- **TEXTAUSZUG**:

────────

Programmierprojekt der Viertklässler

Am PC spielen, am Handy chatten und am Tablet surfen, das ist für uns alle Normalität und macht auch nicht bei unseren Kindern halt. Doch aktiv einen Computer zu programmieren, das ist schon außergewöhnlich und besonders, wenn sich 10-Jährige daran versuchen. Aber wie kommt man in dem Alter auf die Idee?

Die Klasse 4b der Roßbergschule in Gönningen wollte in ihrer Projektwoche mal was Anderes machen, als ein Sozialprojekt, zumal Schüler im Altenheim z.B. noch immer nicht zugelassen sind seit Corona. Ein Computerkurs sollte also dieses Mal auf dem Programm stehen. Klassenlehrerin Suska Großmann wollte endlich mal die 20 Einplatinencomputer zum Einsatz bringen, die ihrer Schule vor 3 Jahren von der Firma Robert Bosch GmbH für den Technikunterricht gespendet wurden und dann wegen Corona leider nicht zum Einsatz kommen konnten.

Aber wie soll man den Kindern den Umgang und besonders das Programmieren von Computern nahebringen, wenn man selber nicht viel mehr als die rudimentären Kenntnisse im Bedienen von Browsern und Office-Anwendungen beherrscht. So machte sie sich auf die Suche und fand in David Buró einen bereitwilligen Unterstützer. Nicht nur, dass er in der Programmierung von Computern in verschiedenen Programmiersprachen bis hin zum direkten Schreiben von Maschinencodes für Prozessoren Erfahrungen hat. Als langjähriger Mitarbeiter im Mikroelektronikzentrum von Bosch hat er selbst schon µControler entwickelt und im KFZ zum Einsatz gebracht. Zusätzlich brachte er durch seine langjährige verbandliche Jugendarbeit pädagogisches Gespür mit, wie man diesen komplexen Stoff praxisnah an 10-Jährige Kinder weitergibt.

────────

- **AUFGABEN**:
• a. Wie viele Einplatinencomputer hat die Firma Robert Bosch GmbH der Schule laut Textauszug gespendet?
• b. Zähle alle Geräte auf, die im ersten Satz des Textauszugs vorkommen.

- **VORLIEGENDES MATERIAL**:

────────

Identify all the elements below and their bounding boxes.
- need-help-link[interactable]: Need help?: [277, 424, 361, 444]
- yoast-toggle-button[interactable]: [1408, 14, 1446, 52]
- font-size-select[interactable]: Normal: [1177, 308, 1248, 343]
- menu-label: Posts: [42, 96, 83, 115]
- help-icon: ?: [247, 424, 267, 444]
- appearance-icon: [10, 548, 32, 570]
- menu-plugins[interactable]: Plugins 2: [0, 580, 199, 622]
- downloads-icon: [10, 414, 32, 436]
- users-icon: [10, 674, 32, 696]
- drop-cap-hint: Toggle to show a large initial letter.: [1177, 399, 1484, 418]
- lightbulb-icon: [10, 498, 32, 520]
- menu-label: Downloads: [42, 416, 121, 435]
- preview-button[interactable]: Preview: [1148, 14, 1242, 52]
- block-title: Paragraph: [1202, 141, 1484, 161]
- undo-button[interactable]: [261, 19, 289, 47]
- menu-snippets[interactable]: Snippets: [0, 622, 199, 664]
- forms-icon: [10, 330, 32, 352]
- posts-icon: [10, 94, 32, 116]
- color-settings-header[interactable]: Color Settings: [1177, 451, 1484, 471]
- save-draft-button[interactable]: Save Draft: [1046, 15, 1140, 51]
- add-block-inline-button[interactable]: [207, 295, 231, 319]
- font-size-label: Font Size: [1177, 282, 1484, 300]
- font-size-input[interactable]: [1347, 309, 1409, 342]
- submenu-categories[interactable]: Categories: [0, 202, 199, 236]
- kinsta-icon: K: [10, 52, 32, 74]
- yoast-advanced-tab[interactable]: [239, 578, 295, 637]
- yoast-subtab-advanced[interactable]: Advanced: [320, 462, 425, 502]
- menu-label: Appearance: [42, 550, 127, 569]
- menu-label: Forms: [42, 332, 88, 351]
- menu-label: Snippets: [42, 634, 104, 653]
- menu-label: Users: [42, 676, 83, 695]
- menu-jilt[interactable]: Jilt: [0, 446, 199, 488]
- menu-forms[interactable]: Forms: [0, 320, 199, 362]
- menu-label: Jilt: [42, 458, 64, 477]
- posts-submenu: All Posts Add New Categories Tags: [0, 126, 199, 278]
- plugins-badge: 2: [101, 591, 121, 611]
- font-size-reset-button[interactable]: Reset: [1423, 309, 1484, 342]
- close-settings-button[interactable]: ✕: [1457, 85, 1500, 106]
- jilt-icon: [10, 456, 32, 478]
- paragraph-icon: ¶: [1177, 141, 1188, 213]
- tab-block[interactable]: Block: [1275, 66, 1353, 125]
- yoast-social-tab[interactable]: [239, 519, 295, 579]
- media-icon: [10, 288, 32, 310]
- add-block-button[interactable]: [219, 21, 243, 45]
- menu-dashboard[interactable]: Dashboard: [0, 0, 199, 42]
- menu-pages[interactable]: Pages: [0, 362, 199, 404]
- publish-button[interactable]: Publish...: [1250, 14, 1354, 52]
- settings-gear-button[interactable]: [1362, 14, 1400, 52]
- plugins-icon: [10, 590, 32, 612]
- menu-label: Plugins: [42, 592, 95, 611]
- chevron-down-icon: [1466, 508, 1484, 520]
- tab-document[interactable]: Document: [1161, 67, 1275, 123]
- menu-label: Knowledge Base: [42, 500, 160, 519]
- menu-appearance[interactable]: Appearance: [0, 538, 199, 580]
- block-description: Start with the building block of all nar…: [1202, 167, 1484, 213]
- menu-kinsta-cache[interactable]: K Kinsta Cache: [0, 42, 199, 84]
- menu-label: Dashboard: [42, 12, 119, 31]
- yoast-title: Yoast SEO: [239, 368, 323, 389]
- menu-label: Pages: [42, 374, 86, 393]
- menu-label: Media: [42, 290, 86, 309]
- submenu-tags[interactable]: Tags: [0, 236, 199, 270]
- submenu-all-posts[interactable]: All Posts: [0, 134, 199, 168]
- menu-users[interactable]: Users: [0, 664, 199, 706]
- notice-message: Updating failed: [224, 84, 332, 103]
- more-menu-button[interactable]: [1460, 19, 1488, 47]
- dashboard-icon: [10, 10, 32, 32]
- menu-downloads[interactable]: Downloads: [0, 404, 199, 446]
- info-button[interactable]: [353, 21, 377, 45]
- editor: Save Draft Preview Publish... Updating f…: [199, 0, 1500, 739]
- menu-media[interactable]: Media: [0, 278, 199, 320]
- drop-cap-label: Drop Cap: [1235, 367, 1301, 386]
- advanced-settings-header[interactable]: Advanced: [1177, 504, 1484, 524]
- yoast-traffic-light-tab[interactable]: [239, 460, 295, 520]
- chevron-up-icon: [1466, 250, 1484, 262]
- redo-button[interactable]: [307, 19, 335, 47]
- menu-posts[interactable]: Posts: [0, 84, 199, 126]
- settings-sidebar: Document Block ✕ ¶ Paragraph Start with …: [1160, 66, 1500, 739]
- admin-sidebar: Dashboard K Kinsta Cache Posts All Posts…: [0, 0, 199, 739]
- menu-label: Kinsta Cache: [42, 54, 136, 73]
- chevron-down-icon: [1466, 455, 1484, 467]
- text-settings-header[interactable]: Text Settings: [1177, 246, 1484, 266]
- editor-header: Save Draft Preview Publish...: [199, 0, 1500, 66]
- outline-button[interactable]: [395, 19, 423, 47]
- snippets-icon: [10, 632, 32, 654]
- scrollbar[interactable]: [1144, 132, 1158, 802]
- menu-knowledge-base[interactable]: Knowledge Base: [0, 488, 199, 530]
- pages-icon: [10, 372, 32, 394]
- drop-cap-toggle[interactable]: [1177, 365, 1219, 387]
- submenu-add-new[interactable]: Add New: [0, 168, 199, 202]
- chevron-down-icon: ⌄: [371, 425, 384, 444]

────────

- **LÖSUNGEN**:
• a. 20 Einplatinencomputer.

• b. PC, Handy, Tablet